──────── Source material
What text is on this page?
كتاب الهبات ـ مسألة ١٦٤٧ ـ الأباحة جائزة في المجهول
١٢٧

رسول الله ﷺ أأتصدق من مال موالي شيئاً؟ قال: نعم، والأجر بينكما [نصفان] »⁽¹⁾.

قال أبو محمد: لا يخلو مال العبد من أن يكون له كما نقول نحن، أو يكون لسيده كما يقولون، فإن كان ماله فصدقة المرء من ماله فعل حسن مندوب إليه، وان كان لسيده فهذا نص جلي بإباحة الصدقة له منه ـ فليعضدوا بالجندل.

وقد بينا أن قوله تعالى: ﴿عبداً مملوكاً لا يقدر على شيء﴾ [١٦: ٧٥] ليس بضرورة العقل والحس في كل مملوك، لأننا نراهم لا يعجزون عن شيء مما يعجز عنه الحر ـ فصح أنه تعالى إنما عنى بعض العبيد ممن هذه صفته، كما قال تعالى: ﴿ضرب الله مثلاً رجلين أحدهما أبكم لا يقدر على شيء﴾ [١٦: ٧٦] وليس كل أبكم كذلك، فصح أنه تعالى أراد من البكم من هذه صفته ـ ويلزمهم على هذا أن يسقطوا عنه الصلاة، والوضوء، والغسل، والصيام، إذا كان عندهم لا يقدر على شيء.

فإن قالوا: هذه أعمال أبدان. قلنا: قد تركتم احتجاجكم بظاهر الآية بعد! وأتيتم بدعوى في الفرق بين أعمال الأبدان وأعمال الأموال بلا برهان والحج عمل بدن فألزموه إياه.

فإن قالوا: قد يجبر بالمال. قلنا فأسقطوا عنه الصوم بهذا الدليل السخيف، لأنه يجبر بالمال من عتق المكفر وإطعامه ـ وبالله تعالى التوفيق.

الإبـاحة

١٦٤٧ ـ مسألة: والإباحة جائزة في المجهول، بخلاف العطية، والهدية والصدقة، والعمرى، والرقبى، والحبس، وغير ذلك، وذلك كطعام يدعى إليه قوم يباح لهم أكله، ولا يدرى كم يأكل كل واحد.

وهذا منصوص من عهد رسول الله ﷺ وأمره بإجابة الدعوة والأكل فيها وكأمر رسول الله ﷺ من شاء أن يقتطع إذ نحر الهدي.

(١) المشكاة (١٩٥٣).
────────────────
• Task statement: All of the data needs to be reproduced exactly, with no line missing.

• The output:
What text is on this page?
كتاب الهبات ـ مسألة ١٦٤٧ ـ الأباحة جائزة في المجهول
١٢٧

رسول الله ﷺ أأتصدق من مال موالي شيئاً؟ قال: نعم، والأجر بينكما [نصفان] »⁽¹⁾.

قال أبو محمد: لا يخلو مال العبد من أن يكون له كما نقول نحن، أو يكون لسيده كما يقولون، فإن كان ماله فصدقة المرء من ماله فعل حسن مندوب إليه، وان كان لسيده فهذا نص جلي بإباحة الصدقة له منه ـ فليعضدوا بالجندل.

وقد بينا أن قوله تعالى: ﴿عبداً مملوكاً لا يقدر على شيء﴾ [١٦: ٧٥] ليس بضرورة العقل والحس في كل مملوك، لأننا نراهم لا يعجزون عن شيء مما يعجز عنه الحر ـ فصح أنه تعالى إنما عنى بعض العبيد ممن هذه صفته، كما قال تعالى: ﴿ضرب الله مثلاً رجلين أحدهما أبكم لا يقدر على شيء﴾ [١٦: ٧٦] وليس كل أبكم كذلك، فصح أنه تعالى أراد من البكم من هذه صفته ـ ويلزمهم على هذا أن يسقطوا عنه الصلاة، والوضوء، والغسل، والصيام، إذا كان عندهم لا يقدر على شيء.

فإن قالوا: هذه أعمال أبدان. قلنا: قد تركتم احتجاجكم بظاهر الآية بعد! وأتيتم بدعوى في الفرق بين أعمال الأبدان وأعمال الأموال بلا برهان والحج عمل بدن فألزموه إياه.

فإن قالوا: قد يجبر بالمال. قلنا فأسقطوا عنه الصوم بهذا الدليل السخيف، لأنه يجبر بالمال من عتق المكفر وإطعامه ـ وبالله تعالى التوفيق.

الإبـاحة

١٦٤٧ ـ مسألة: والإباحة جائزة في المجهول، بخلاف العطية، والهدية والصدقة، والعمرى، والرقبى، والحبس، وغير ذلك، وذلك كطعام يدعى إليه قوم يباح لهم أكله، ولا يدرى كم يأكل كل واحد.

وهذا منصوص من عهد رسول الله ﷺ وأمره بإجابة الدعوة والأكل فيها وكأمر رسول الله ﷺ من شاء أن يقتطع إذ نحر الهدي.

(١) المشكاة (١٩٥٣).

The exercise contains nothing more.